TESTO PROPOSTO
____
Secondo Vincenzo Smaldore (direttore editoriale Openpolis) bisogna precisare che per povertà educativa minorile non si intende solo la lesione al diritto allo studio bensì la mancanza di opportunità educative a tutto campo: la questione non coinvolge solo la scuola, ma ha bisogno di un approccio multidimensionale. In Italia siamo passati da meno di due milioni di poveri assoluti nel 2005 agli oltre 5 milioni del 2020: la categoria che ha sofferto di più questo impoverimento è proprio quella dei minori.
Un’incidenza notevole ha sia la famiglia di origine, sia la zona in cui si vive: il rendimento scolastico è direttamente proporzionale alla disponibilità economica familiare; le famiglie in cui la persona di riferimento ha poca istruzione sono tre volte più povere delle altre; inoltre, a Roma, per fare un esempio, i NEET (cioè i ragazzi che non studiano né lavorano) sono il doppio nel quartiere periferico di Torre Angela rispetto al benestante quartiere Trieste.
Alberto Colaiacono e Giuliana D’Alessio (Caritas Roma) hanno evidenziato l’aspetto della ereditarietà della povertà (in Italia l’ascensore sociale è bloccato da anni). Il disagio ormai viene intercettato anche dalle strutture ecclesiali, che diventano quindi dei punti di osservazione privilegiati: non solo i centri di ascolto e le mense, ma anche la catechesi e gli oratori che entrano in contatto con i problemi delle famiglie. C’è un aumento delle difficoltà di apprendimento e una mancanza di attenzione da parte dei genitori, dovuta sia al prolungamento dei tempi del lavoro sia alle difficoltà linguistiche (in caso di famiglie straniere). Le iniziative attuate riguardano sia doposcuola e aiuto nei compiti, sia attività ricreative e sportive, proprio perché la povertà educativa non riguarda solo l’ambito scolastico ma più in generale la mancanza di attività sociali.
____
ELENCO DEI DATI

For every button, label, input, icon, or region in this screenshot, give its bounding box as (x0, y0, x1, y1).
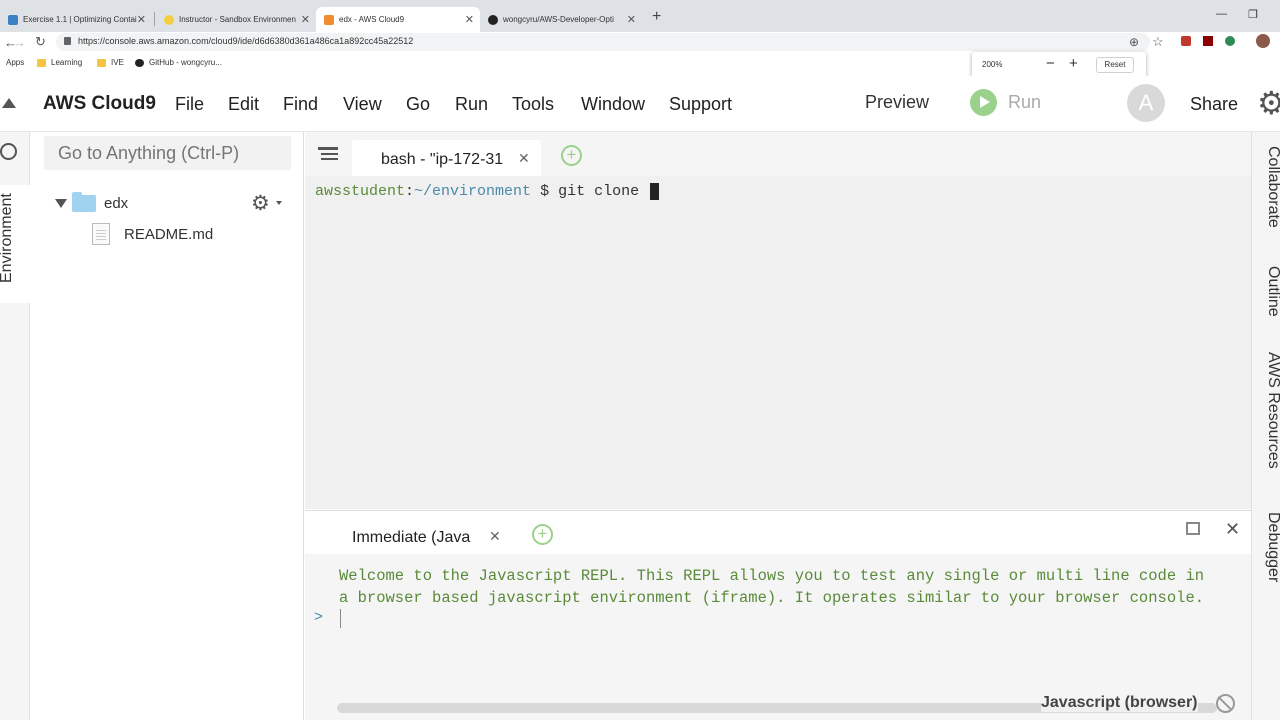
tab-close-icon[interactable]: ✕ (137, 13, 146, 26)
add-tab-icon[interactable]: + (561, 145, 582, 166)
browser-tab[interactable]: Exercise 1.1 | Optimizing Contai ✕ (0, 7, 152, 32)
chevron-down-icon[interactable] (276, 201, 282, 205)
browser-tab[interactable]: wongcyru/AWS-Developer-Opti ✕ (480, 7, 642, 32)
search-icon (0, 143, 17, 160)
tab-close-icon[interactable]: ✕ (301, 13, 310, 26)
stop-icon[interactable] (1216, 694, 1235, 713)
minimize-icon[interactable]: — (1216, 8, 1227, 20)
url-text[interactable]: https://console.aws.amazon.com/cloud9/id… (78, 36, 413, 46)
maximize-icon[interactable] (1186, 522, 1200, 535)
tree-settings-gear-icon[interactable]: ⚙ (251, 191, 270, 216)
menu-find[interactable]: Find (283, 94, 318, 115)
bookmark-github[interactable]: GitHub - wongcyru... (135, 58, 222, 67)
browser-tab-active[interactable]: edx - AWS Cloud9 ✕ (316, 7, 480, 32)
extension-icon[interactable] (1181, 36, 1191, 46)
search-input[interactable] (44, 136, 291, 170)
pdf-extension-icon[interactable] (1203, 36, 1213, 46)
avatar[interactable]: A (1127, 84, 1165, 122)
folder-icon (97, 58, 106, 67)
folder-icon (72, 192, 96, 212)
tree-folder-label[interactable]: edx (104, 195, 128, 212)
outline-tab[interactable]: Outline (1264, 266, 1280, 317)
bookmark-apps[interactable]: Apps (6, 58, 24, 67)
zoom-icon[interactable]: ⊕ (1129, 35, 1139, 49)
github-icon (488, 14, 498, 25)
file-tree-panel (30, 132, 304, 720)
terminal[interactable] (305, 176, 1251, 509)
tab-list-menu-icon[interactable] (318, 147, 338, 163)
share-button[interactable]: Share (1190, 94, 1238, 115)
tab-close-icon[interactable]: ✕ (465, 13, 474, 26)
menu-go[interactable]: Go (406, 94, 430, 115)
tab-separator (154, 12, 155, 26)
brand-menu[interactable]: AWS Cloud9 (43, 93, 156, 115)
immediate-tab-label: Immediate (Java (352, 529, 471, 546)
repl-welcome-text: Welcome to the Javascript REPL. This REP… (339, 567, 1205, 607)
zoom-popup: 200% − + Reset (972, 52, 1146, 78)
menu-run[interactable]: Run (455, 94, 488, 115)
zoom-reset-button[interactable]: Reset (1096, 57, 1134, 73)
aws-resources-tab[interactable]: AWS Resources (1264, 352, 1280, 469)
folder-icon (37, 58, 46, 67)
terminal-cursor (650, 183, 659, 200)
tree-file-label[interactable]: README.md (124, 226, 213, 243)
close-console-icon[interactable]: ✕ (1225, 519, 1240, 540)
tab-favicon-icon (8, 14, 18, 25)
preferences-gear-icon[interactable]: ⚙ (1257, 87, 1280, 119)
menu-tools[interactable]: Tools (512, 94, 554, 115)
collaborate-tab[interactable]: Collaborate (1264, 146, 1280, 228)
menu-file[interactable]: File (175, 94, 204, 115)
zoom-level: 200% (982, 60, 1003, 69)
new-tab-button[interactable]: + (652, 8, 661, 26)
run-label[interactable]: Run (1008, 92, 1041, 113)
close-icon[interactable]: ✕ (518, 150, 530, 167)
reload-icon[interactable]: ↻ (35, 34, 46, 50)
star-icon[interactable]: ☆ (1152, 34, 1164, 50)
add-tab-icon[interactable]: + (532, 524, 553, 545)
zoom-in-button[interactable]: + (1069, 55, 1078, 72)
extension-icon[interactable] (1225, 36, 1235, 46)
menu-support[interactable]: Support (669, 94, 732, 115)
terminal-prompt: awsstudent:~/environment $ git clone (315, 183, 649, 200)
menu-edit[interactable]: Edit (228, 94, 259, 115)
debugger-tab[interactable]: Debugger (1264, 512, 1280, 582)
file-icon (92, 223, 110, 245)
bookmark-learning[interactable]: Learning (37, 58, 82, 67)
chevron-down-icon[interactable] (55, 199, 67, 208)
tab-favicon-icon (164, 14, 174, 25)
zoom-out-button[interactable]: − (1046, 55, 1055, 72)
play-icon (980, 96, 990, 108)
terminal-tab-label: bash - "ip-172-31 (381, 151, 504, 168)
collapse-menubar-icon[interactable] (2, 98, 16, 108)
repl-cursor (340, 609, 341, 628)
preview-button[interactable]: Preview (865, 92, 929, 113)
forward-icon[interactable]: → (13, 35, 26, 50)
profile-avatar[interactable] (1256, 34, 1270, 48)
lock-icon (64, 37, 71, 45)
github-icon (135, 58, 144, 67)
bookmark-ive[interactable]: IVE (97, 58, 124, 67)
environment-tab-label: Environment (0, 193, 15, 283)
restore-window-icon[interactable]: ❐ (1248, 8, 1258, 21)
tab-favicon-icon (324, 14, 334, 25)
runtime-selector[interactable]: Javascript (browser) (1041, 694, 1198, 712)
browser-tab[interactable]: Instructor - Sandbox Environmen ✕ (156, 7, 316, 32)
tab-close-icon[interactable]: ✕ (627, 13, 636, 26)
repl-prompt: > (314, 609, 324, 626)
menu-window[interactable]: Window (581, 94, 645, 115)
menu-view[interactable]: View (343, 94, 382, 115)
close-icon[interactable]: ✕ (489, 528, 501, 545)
____
COMPITI DA SVOLGERE
1) Nel testo proposto, quanti erano i poveri assoluti in Italia nel 2020?
2) Elenca tutte le strutture ecclesiali che, secondo il testo proposto, intercettano il disagio e fanno da punti di osservazione.

SOLUZIONI DELL'ESERCIZIO
1) Oltre 5 milioni.

2) I centri di ascolto, le mense, la catechesi e gli oratori.